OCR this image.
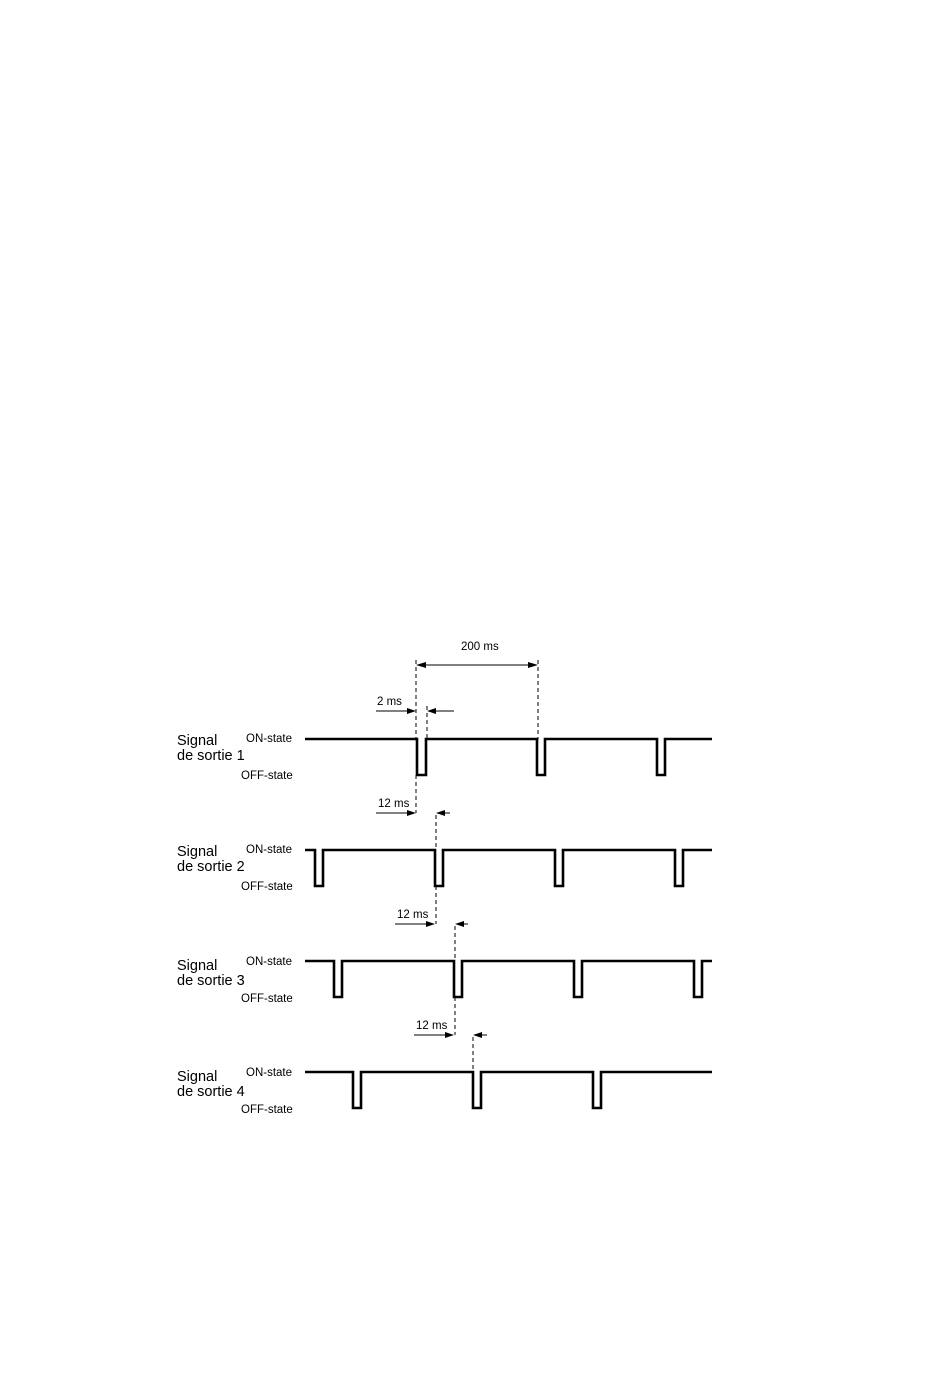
200 ms
2 ms
Signal
de sortie 1
ON-state
OFF-state
12 ms
Signal
de sortie 2
ON-state
OFF-state
12 ms
Signal
de sortie 3
ON-state
OFF-state
12 ms
Signal
de sortie 4
ON-state
OFF-state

### OBJECTIVE
Write out the whole listing again, exactly, with no pictures.

### CORRECT ANSWER
OCR this image.
200 ms
2 ms
Signal
de sortie 1
ON-state
OFF-state
12 ms
Signal
de sortie 2
ON-state
OFF-state
12 ms
Signal
de sortie 3
ON-state
OFF-state
12 ms
Signal
de sortie 4
ON-state
OFF-state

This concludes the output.